What the exercise asks
Copy all of the material below exactly.

** start Data lines **

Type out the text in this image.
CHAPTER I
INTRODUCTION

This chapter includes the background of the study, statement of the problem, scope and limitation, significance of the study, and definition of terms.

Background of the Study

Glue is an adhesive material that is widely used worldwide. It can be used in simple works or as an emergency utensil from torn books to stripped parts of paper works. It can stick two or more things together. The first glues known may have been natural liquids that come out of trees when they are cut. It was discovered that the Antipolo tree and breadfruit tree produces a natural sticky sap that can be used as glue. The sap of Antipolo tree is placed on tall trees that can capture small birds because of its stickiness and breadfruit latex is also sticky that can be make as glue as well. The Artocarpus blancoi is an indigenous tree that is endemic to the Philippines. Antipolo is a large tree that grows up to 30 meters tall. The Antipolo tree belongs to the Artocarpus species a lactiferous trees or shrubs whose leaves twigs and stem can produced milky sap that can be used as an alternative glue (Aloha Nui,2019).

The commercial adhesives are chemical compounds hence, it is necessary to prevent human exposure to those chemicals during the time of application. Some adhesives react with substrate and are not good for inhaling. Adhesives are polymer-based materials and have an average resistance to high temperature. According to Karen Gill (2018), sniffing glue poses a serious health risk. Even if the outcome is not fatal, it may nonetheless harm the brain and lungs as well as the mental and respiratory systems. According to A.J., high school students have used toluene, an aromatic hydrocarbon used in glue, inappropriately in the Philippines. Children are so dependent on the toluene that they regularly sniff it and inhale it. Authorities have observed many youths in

** end Data lines **

Response for this exercise
Type out the text in this image.
CHAPTER I
INTRODUCTION

This chapter includes the background of the study, statement of the problem, scope and limitation, significance of the study, and definition of terms.

Background of the Study

Glue is an adhesive material that is widely used worldwide. It can be used in simple works or as an emergency utensil from torn books to stripped parts of paper works. It can stick two or more things together. The first glues known may have been natural liquids that come out of trees when they are cut. It was discovered that the Antipolo tree and breadfruit tree produces a natural sticky sap that can be used as glue. The sap of Antipolo tree is placed on tall trees that can capture small birds because of its stickiness and breadfruit latex is also sticky that can be make as glue as well. The Artocarpus blancoi is an indigenous tree that is endemic to the Philippines. Antipolo is a large tree that grows up to 30 meters tall. The Antipolo tree belongs to the Artocarpus species a lactiferous trees or shrubs whose leaves twigs and stem can produced milky sap that can be used as an alternative glue (Aloha Nui,2019).

The commercial adhesives are chemical compounds hence, it is necessary to prevent human exposure to those chemicals during the time of application. Some adhesives react with substrate and are not good for inhaling. Adhesives are polymer-based materials and have an average resistance to high temperature. According to Karen Gill (2018), sniffing glue poses a serious health risk. Even if the outcome is not fatal, it may nonetheless harm the brain and lungs as well as the mental and respiratory systems. According to A.J., high school students have used toluene, an aromatic hydrocarbon used in glue, inappropriately in the Philippines. Children are so dependent on the toluene that they regularly sniff it and inhale it. Authorities have observed many youths in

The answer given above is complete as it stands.